◆ Written instruction ◆
Your task is to transcribe all the entries exactly, excluding pictures.

# start of Stored rows

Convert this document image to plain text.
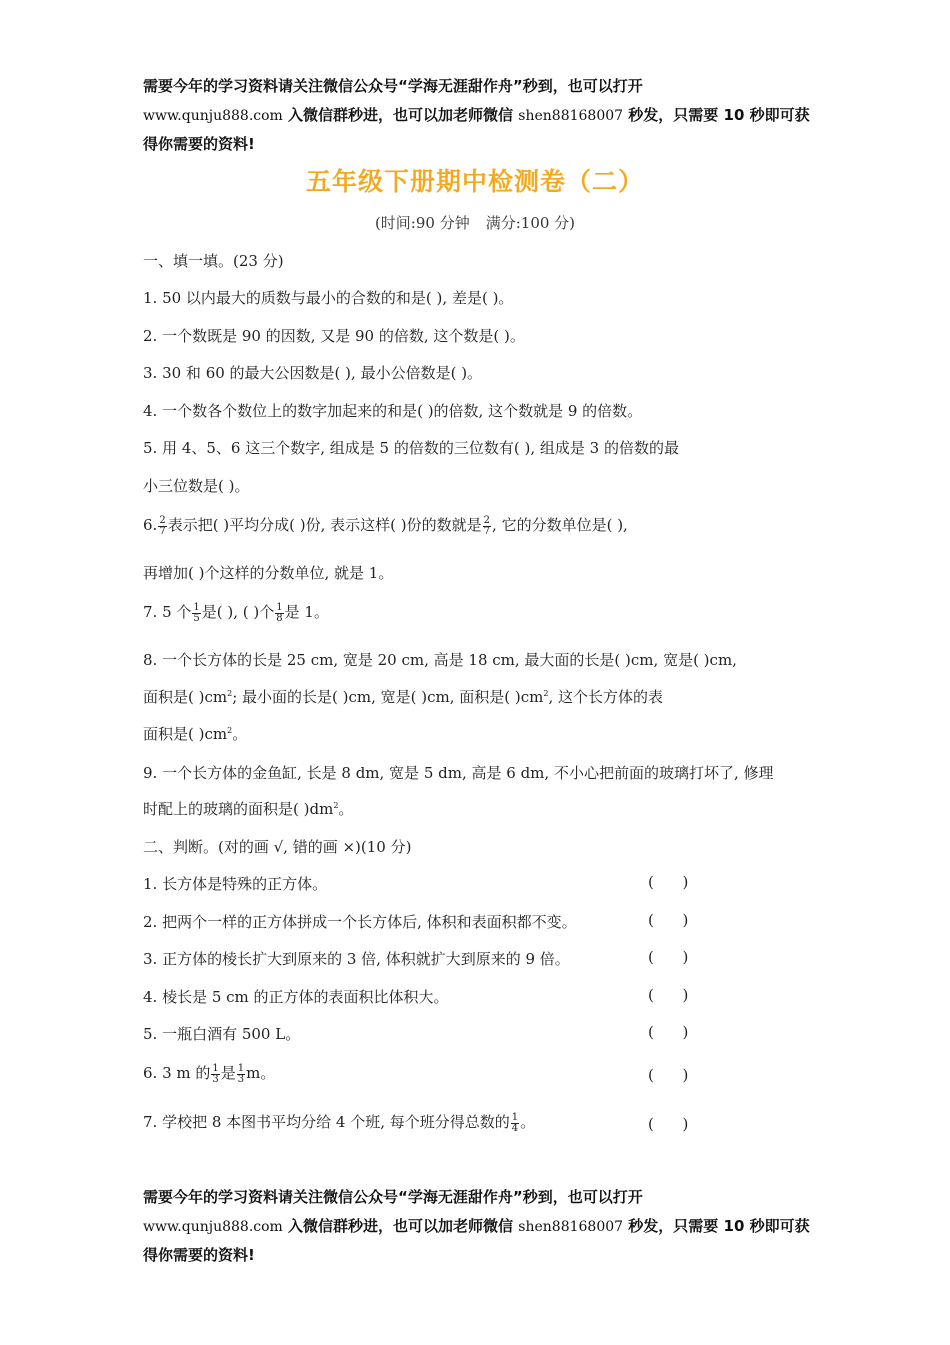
需要今年的学习资料请关注微信公众号“学海无涯甜作舟”秒到，也可以打开
www.qunju888.com 入微信群秒进，也可以加老师微信 shen88168007 秒发，只需要 10 秒即可获
得你需要的资料!
五年级下册期中检测卷（二）
(时间:90 分钟 满分:100 分)
一、填一填。(23 分)
1. 50 以内最大的质数与最小的合数的和是( ), 差是( )。
2. 一个数既是 90 的因数, 又是 90 的倍数, 这个数是( )。
3. 30 和 60 的最大公因数是( ), 最小公倍数是( )。
4. 一个数各个数位上的数字加起来的和是( )的倍数, 这个数就是 9 的倍数。
5. 用 4、5、6 这三个数字, 组成是 5 的倍数的三位数有( ), 组成是 3 的倍数的最
小三位数是( )。
6. $\frac{2}{7}$ 表示把( )平均分成( )份, 表示这样( )份的数就是 $\frac{2}{7}$ , 它的分数单位是( ),
再增加( )个这样的分数单位, 就是 1。
7. 5 个 $\frac{1}{5}$ 是( ), ( )个 $\frac{1}{8}$ 是 1。
8. 一个长方体的长是 25 cm, 宽是 20 cm, 高是 18 cm, 最大面的长是( )cm, 宽是( )cm,
面积是( )$cm^2$; 最小面的长是( )cm, 宽是( )cm, 面积是( )$cm^2$, 这个长方体的表
面积是( )$cm^2$。
9. 一个长方体的金鱼缸, 长是 8 dm, 宽是 5 dm, 高是 6 dm, 不小心把前面的玻璃打坏了, 修理
时配上的玻璃的面积是( )$dm^2$。
二、判断。(对的画 √, 错的画 ×)(10 分)
1. 长方体是特殊的正方体。	(      )
2. 把两个一样的正方体拼成一个长方体后, 体积和表面积都不变。	(      )
3. 正方体的棱长扩大到原来的 3 倍, 体积就扩大到原来的 9 倍。	(      )
4. 棱长是 5 cm 的正方体的表面积比体积大。	(      )
5. 一瓶白酒有 500 L。	(      )
6. 3 m 的 $\frac{1}{3}$ 是 $\frac{1}{3}$ m。	(      )
7. 学校把 8 本图书平均分给 4 个班, 每个班分得总数的 $\frac{1}{4}$ 。	(      )
需要今年的学习资料请关注微信公众号“学海无涯甜作舟”秒到，也可以打开
www.qunju888.com 入微信群秒进，也可以加老师微信 shen88168007 秒发，只需要 10 秒即可获
得你需要的资料!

# end of Stored rows

◆ Full output ◆
Convert this document image to plain text.
需要今年的学习资料请关注微信公众号“学海无涯甜作舟”秒到，也可以打开
www.qunju888.com 入微信群秒进，也可以加老师微信 shen88168007 秒发，只需要 10 秒即可获
得你需要的资料!
五年级下册期中检测卷（二）
(时间:90 分钟 满分:100 分)
一、填一填。(23 分)
1. 50 以内最大的质数与最小的合数的和是( ), 差是( )。
2. 一个数既是 90 的因数, 又是 90 的倍数, 这个数是( )。
3. 30 和 60 的最大公因数是( ), 最小公倍数是( )。
4. 一个数各个数位上的数字加起来的和是( )的倍数, 这个数就是 9 的倍数。
5. 用 4、5、6 这三个数字, 组成是 5 的倍数的三位数有( ), 组成是 3 的倍数的最
小三位数是( )。
6. $\frac{2}{7}$ 表示把( )平均分成( )份, 表示这样( )份的数就是 $\frac{2}{7}$ , 它的分数单位是( ),
再增加( )个这样的分数单位, 就是 1。
7. 5 个 $\frac{1}{5}$ 是( ), ( )个 $\frac{1}{8}$ 是 1。
8. 一个长方体的长是 25 cm, 宽是 20 cm, 高是 18 cm, 最大面的长是( )cm, 宽是( )cm,
面积是( )$cm^2$; 最小面的长是( )cm, 宽是( )cm, 面积是( )$cm^2$, 这个长方体的表
面积是( )$cm^2$。
9. 一个长方体的金鱼缸, 长是 8 dm, 宽是 5 dm, 高是 6 dm, 不小心把前面的玻璃打坏了, 修理
时配上的玻璃的面积是( )$dm^2$。
二、判断。(对的画 √, 错的画 ×)(10 分)
1. 长方体是特殊的正方体。	(      )
2. 把两个一样的正方体拼成一个长方体后, 体积和表面积都不变。	(      )
3. 正方体的棱长扩大到原来的 3 倍, 体积就扩大到原来的 9 倍。	(      )
4. 棱长是 5 cm 的正方体的表面积比体积大。	(      )
5. 一瓶白酒有 500 L。	(      )
6. 3 m 的 $\frac{1}{3}$ 是 $\frac{1}{3}$ m。	(      )
7. 学校把 8 本图书平均分给 4 个班, 每个班分得总数的 $\frac{1}{4}$ 。	(      )
需要今年的学习资料请关注微信公众号“学海无涯甜作舟”秒到，也可以打开
www.qunju888.com 入微信群秒进，也可以加老师微信 shen88168007 秒发，只需要 10 秒即可获
得你需要的资料!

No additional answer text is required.